● **WHAT THE EXERCISE ASKS**:
Type out every line below exactly as it reads.

● **ITEMS**:

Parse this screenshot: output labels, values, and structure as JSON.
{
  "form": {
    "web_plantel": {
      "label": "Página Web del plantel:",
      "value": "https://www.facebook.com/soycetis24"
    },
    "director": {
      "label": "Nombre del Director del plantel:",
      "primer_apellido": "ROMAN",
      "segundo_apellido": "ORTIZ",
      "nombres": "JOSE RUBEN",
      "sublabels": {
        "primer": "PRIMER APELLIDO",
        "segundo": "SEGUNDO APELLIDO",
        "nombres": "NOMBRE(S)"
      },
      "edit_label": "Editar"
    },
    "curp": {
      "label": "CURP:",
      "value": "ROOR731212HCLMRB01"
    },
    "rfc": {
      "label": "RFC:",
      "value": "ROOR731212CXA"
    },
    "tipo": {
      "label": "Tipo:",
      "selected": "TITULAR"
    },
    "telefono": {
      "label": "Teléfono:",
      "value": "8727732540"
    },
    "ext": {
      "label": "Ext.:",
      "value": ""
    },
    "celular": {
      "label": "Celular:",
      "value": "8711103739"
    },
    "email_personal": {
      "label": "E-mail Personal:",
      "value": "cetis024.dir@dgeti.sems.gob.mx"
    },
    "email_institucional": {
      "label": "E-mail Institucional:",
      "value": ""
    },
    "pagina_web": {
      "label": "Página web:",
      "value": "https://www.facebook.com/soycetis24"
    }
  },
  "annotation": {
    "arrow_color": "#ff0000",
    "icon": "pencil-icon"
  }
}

● **RESULT FOR THIS TASK**:
Parse this screenshot: output labels, values, and structure as JSON.
{
  "form": {
    "web_plantel": {
      "label": "Página Web del plantel:",
      "value": "https://www.facebook.com/soycetis24"
    },
    "director": {
      "label": "Nombre del Director del plantel:",
      "primer_apellido": "ROMAN",
      "segundo_apellido": "ORTIZ",
      "nombres": "JOSE RUBEN",
      "sublabels": {
        "primer": "PRIMER APELLIDO",
        "segundo": "SEGUNDO APELLIDO",
        "nombres": "NOMBRE(S)"
      },
      "edit_label": "Editar"
    },
    "curp": {
      "label": "CURP:",
      "value": "ROOR731212HCLMRB01"
    },
    "rfc": {
      "label": "RFC:",
      "value": "ROOR731212CXA"
    },
    "tipo": {
      "label": "Tipo:",
      "selected": "TITULAR"
    },
    "telefono": {
      "label": "Teléfono:",
      "value": "8727732540"
    },
    "ext": {
      "label": "Ext.:",
      "value": ""
    },
    "celular": {
      "label": "Celular:",
      "value": "8711103739"
    },
    "email_personal": {
      "label": "E-mail Personal:",
      "value": "cetis024.dir@dgeti.sems.gob.mx"
    },
    "email_institucional": {
      "label": "E-mail Institucional:",
      "value": ""
    },
    "pagina_web": {
      "label": "Página web:",
      "value": "https://www.facebook.com/soycetis24"
    }
  },
  "annotation": {
    "arrow_color": "#ff0000",
    "icon": "pencil-icon"
  }
}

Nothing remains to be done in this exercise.